**Task instructions**
Leave the pictures out and restate each entry below word for word.

**Provided information**
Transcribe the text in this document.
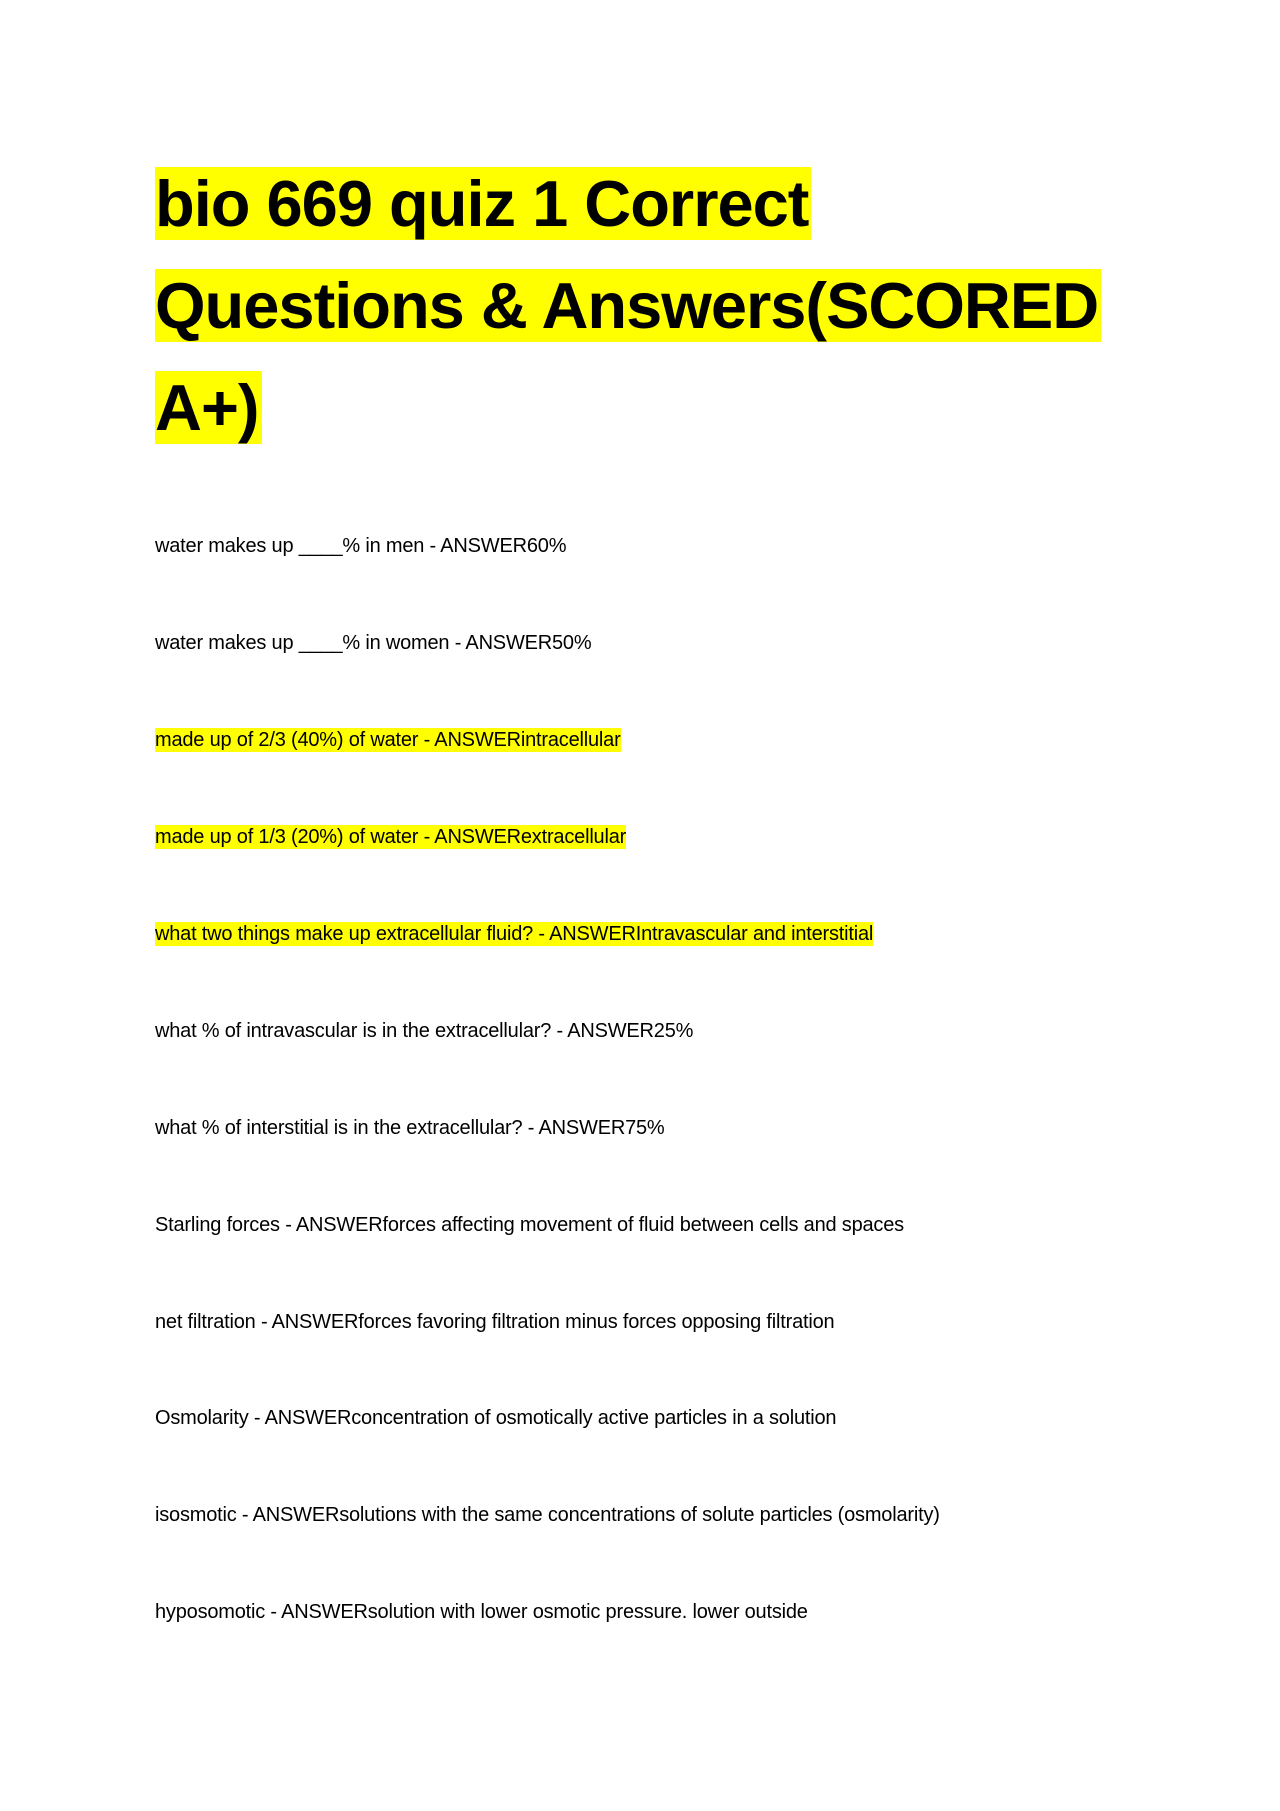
bio 669 quiz 1 Correct
Questions & Answers(SCORED
A+)
water makes up ____% in men - ANSWER60%
water makes up ____% in women - ANSWER50%
made up of 2/3 (40%) of water - ANSWERintracellular
made up of 1/3 (20%) of water - ANSWERextracellular
what two things make up extracellular fluid? - ANSWERIntravascular and interstitial
what % of intravascular is in the extracellular? - ANSWER25%
what % of interstitial is in the extracellular? - ANSWER75%
Starling forces - ANSWERforces affecting movement of fluid between cells and spaces
net filtration - ANSWERforces favoring filtration minus forces opposing filtration
Osmolarity - ANSWERconcentration of osmotically active particles in a solution
isosmotic - ANSWERsolutions with the same concentrations of solute particles (osmolarity)
hyposomotic - ANSWERsolution with lower osmotic pressure. lower outside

**Exercise response**
Transcribe the text in this document.
bio 669 quiz 1 Correct
Questions & Answers(SCORED
A+)
water makes up ____% in men - ANSWER60%
water makes up ____% in women - ANSWER50%
made up of 2/3 (40%) of water - ANSWERintracellular
made up of 1/3 (20%) of water - ANSWERextracellular
what two things make up extracellular fluid? - ANSWERIntravascular and interstitial
what % of intravascular is in the extracellular? - ANSWER25%
what % of interstitial is in the extracellular? - ANSWER75%
Starling forces - ANSWERforces affecting movement of fluid between cells and spaces
net filtration - ANSWERforces favoring filtration minus forces opposing filtration
Osmolarity - ANSWERconcentration of osmotically active particles in a solution
isosmotic - ANSWERsolutions with the same concentrations of solute particles (osmolarity)
hyposomotic - ANSWERsolution with lower osmotic pressure. lower outside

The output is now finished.